JOB A
Edit the CodeBuild and Fargate text by restating the part starting at "With Fargate, you" and ending at "VPC if required.", with "NAT gateway" changed to "NAT instance".

EXTRACTED TEXT
┌────────
This means that, compared to Fargate tasks, CodeBuild execution is more or less comparable in terms of what you can run and how much power you can assign to your tasks. Both can use a custom Docker container, and both run a full-blown operating system with all the standard binaries. They also have similar terms of start-up time and parallelization. However, setting up a CodeBuild job and updating it later is much easier than with Fargate using tasks or pods.

With Fargate, you need to provide a custom Docker container with the right entry point. CodeBuild lets you use custom containers or choose standard images provided by AWS, including Ubuntu or AWS Linux instances. Likewise, configuring a Fargate task involves deploying in an Amazon VPC, and if the task needs to access other AWS services, setting up a NAT gateway. CodeBuild tasks have network access by default, and can be deployed in a VPC if required.

Updating support scripts can also be easier with CodeBuild than with Fargate. Deploying a new version of a task into Fargate involves building a new Docker container and uploading it to a container manager such as Amazon ECS or Amazon EKS. Deploying a new version of a CodeBuild job involves committing to the version control system, without the need to set up a CI/CD pipeline. This makes CodeBuild a compelling way of setting up support tasks, especially for larger organizations with strict access rules. Support people can update tasks definitions by having access to the source code control system, without the need to get access to production resources on AWS.
└────────
JOB B
Please rewrite the records starting at the line that contains "Extract all elements" and ending at the line that contains "Line: NDVI_650out: NDVI_650out", both lines included, as a Markdown table with the columns Row and Line, giving each line a row number and omitting blank lines. Leave the pictures out.

DATASET ROWS
┌────────
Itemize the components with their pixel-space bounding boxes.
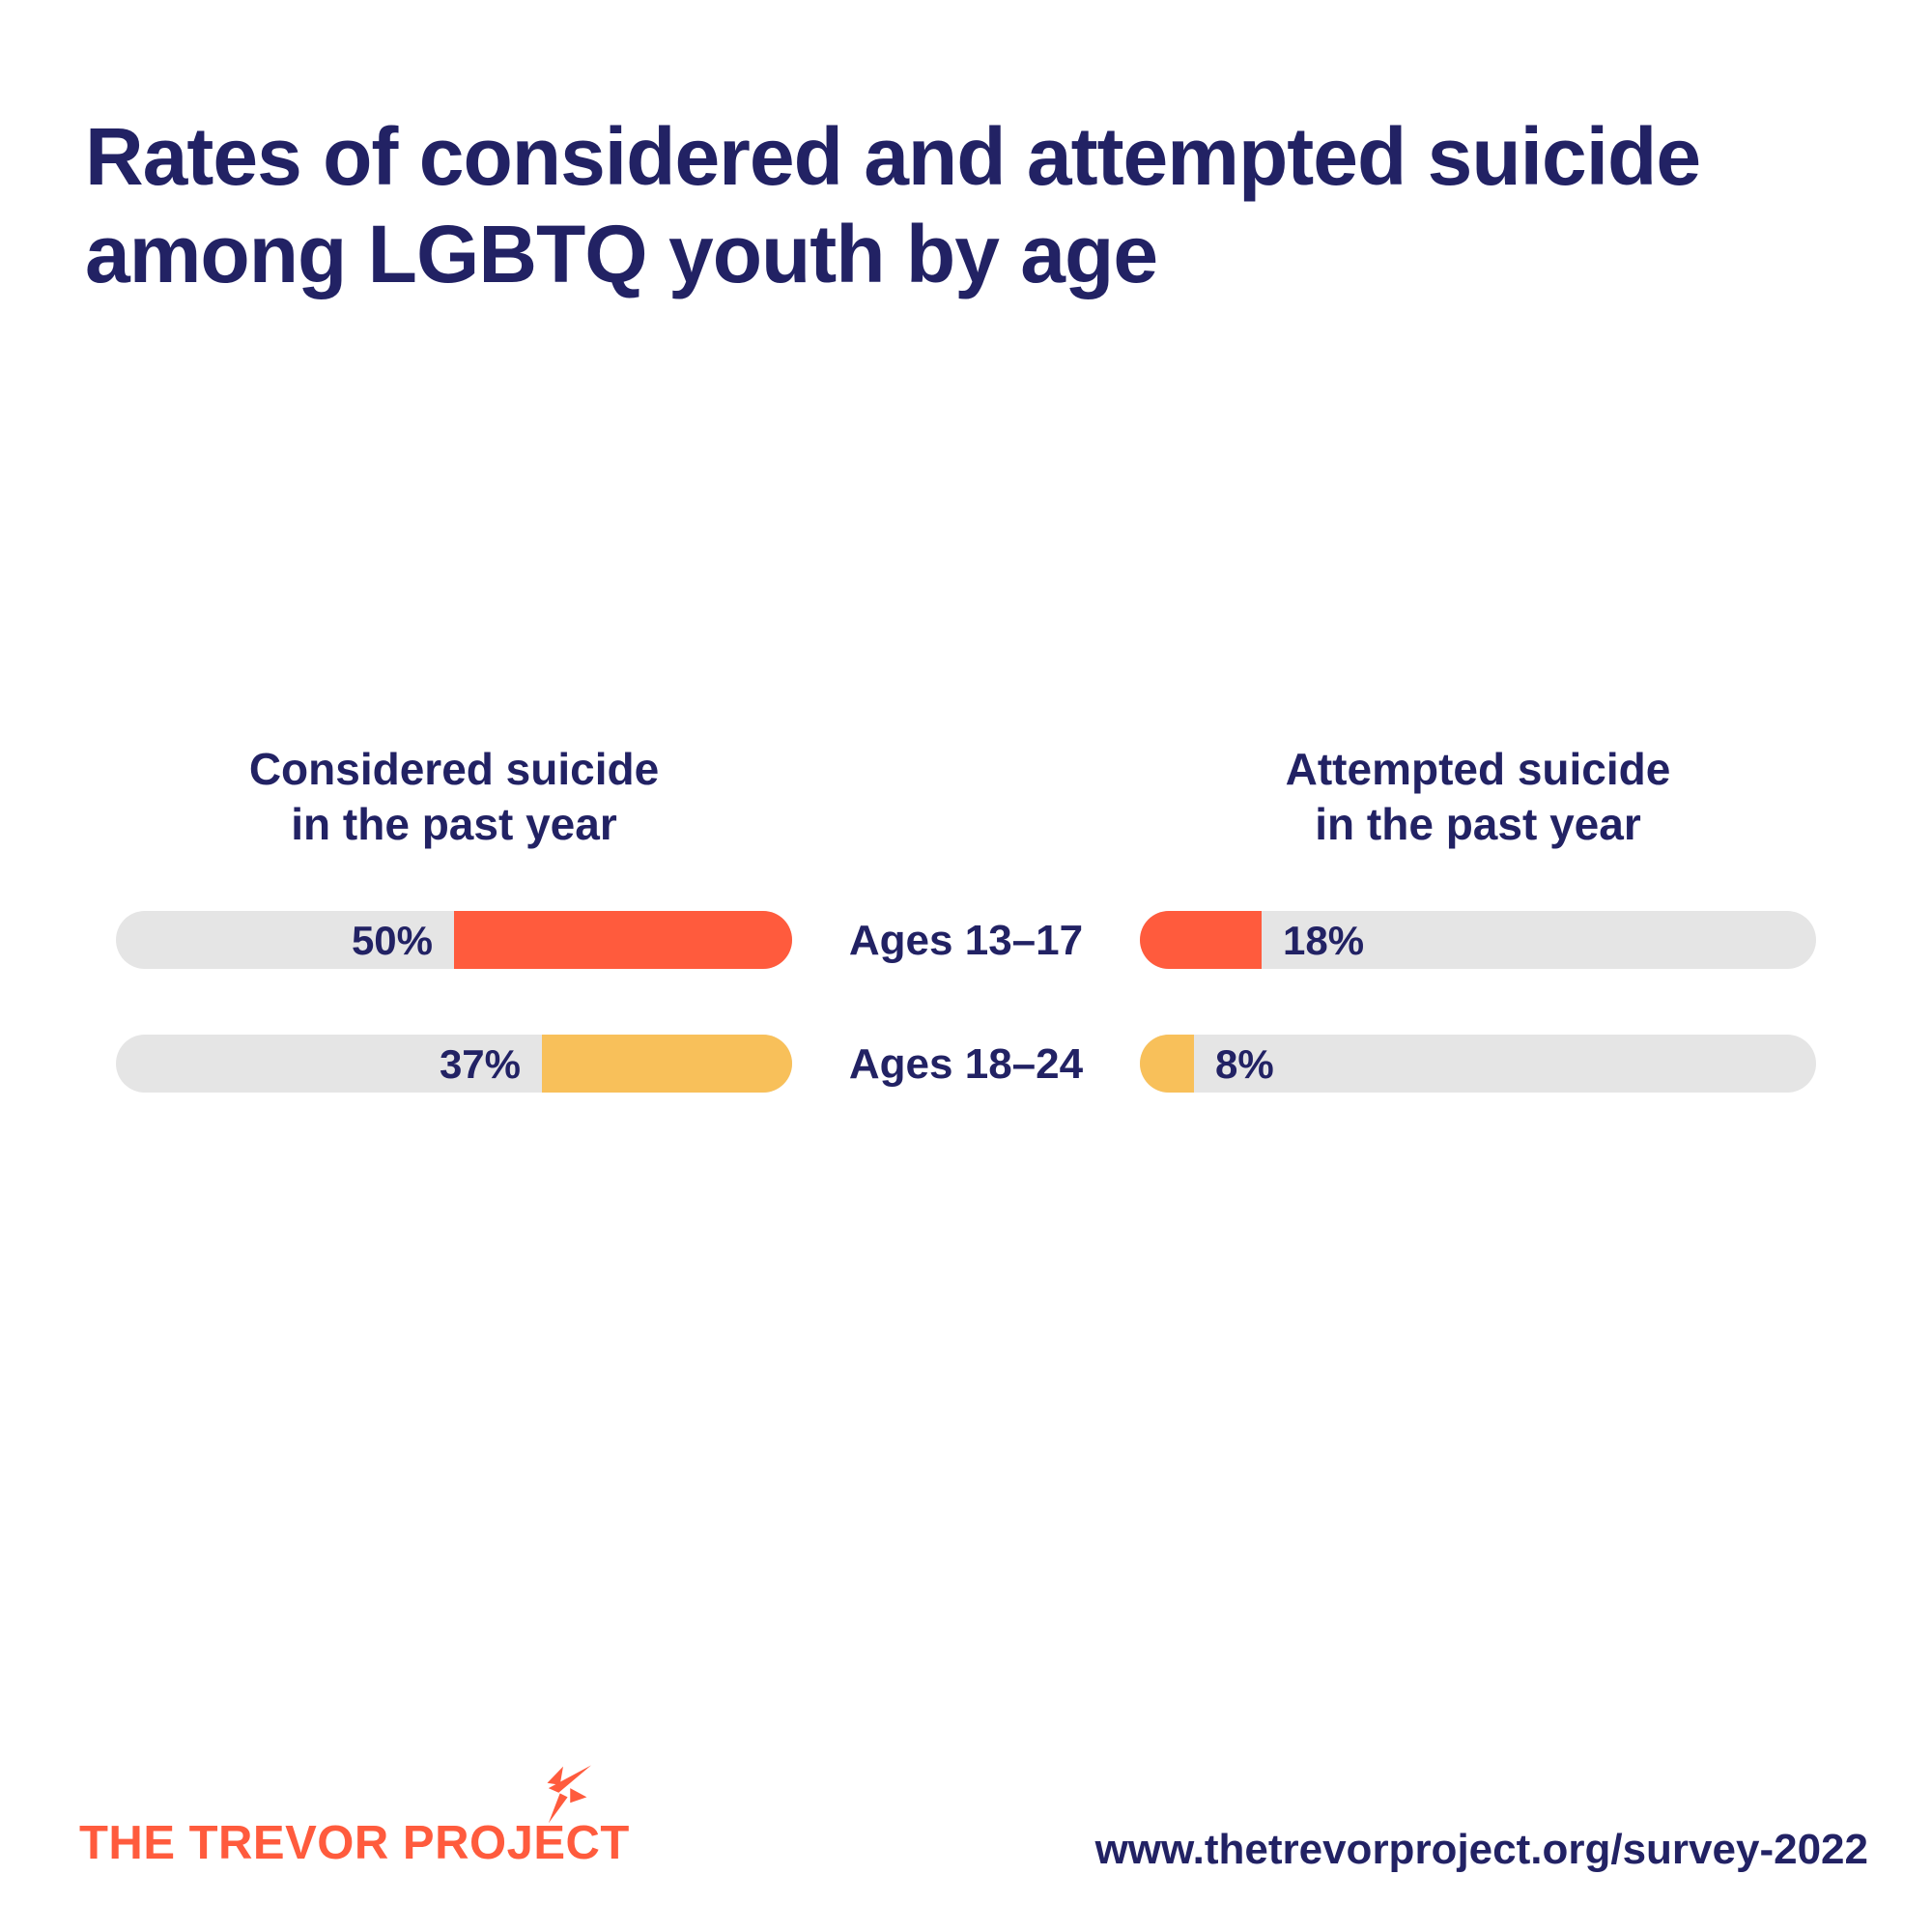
└────────
┌────────
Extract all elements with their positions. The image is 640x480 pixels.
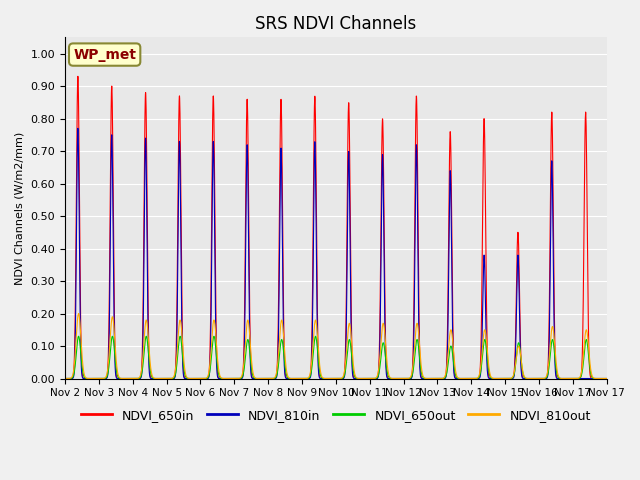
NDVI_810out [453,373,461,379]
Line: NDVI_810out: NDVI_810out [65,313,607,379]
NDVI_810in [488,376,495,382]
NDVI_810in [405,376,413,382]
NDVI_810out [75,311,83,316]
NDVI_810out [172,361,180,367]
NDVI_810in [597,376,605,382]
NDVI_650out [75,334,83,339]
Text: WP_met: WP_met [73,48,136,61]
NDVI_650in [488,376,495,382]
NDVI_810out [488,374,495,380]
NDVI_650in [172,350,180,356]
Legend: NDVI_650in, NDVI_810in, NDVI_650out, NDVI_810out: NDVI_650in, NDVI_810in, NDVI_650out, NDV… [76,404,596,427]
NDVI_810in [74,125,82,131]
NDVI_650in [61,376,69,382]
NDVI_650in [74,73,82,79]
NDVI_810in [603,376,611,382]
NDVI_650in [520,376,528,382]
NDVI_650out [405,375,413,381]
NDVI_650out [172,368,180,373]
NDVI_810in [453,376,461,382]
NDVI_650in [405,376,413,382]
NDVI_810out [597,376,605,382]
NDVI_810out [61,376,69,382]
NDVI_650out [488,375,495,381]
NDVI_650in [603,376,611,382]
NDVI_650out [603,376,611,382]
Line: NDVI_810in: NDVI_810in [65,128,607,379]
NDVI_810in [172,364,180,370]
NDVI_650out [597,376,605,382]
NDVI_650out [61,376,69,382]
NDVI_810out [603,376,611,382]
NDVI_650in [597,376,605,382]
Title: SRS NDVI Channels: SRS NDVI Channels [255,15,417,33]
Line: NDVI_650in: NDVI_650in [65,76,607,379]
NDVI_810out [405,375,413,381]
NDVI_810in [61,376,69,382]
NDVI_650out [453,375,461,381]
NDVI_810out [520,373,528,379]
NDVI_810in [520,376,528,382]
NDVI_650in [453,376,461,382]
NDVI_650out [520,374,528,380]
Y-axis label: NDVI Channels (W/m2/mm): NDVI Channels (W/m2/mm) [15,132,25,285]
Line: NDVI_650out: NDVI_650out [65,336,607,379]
└────────
CORRECT RESPONSE A
With Fargate, you need to provide a custom Docker container with the right entry point. CodeBuild lets you use custom containers or choose standard images provided by AWS, including Ubuntu or AWS Linux instances. Likewise, configuring a Fargate task involves deploying in an Amazon VPC, and if the task needs to access other AWS services, setting up a NAT instance. CodeBuild tasks have network access by default, and can be deployed in a VPC if required.

CORRECT RESPONSE B
| Row | Line |
|---|---|
| 1 | Extract all elements with their positions. The image is 640x480 pixels. |
| 2 | NDVI_810out [453,373,461,379] |
| 3 | Line: NDVI_810out: NDVI_810out [65,313,607,379] |
| 4 | NDVI_810in [488,376,495,382] |
| 5 | NDVI_810in [405,376,413,382] |
| 6 | NDVI_810out [75,311,83,316] |
| 7 | NDVI_810out [172,361,180,367] |
| 8 | NDVI_810in [597,376,605,382] |
| 9 | NDVI_650out [75,334,83,339] |
| 10 | Text: WP_met: WP_met [73,48,136,61] |
| 11 | NDVI_650in [488,376,495,382] |
| 12 | NDVI_810out [488,374,495,380] |
| 13 | NDVI_650in [172,350,180,356] |
| 14 | Legend: NDVI_650in, NDVI_810in, NDVI_650out, NDVI_810out: NDVI_650in, NDVI_810in, NDVI_650out, NDV… [76,404,596,427] |
| 15 | NDVI_810in [74,125,82,131] |
| 16 | NDVI_650in [61,376,69,382] |
| 17 | NDVI_650in [74,73,82,79] |
| 18 | NDVI_810in [603,376,611,382] |
| 19 | NDVI_650in [520,376,528,382] |
| 20 | NDVI_650out [405,375,413,381] |
| 21 | NDVI_650out [172,368,180,373] |
| 22 | NDVI_810in [453,376,461,382] |
| 23 | NDVI_650in [405,376,413,382] |
| 24 | NDVI_810out [597,376,605,382] |
| 25 | NDVI_810out [61,376,69,382] |
| 26 | NDVI_650out [488,375,495,381] |
| 27 | NDVI_650in [603,376,611,382] |
| 28 | NDVI_650out [603,376,611,382] |
| 29 | Line: NDVI_810in: NDVI_810in [65,128,607,379] |
| 30 | NDVI_810in [172,364,180,370] |
| 31 | NDVI_650out [597,376,605,382] |
| 32 | NDVI_650out [61,376,69,382] |
| 33 | NDVI_810out [603,376,611,382] |
| 34 | NDVI_650in [597,376,605,382] |
| 35 | Title: SRS NDVI Channels: SRS NDVI Channels [255,15,417,33] |
| 36 | Line: NDVI_650in: NDVI_650in [65,76,607,379] |
| 37 | NDVI_810out [405,375,413,381] |
| 38 | NDVI_810in [61,376,69,382] |
| 39 | NDVI_650out [453,375,461,381] |
| 40 | NDVI_810out [520,373,528,379] |
| 41 | NDVI_810in [520,376,528,382] |
| 42 | NDVI_650in [453,376,461,382] |
| 43 | NDVI_650out [520,374,528,380] |
| 44 | Y-axis label: NDVI Channels (W/m2/mm): NDVI Channels (W/m2/mm) [15,132,25,285] |
| 45 | Line: NDVI_650out: NDVI_650out [65,336,607,379] |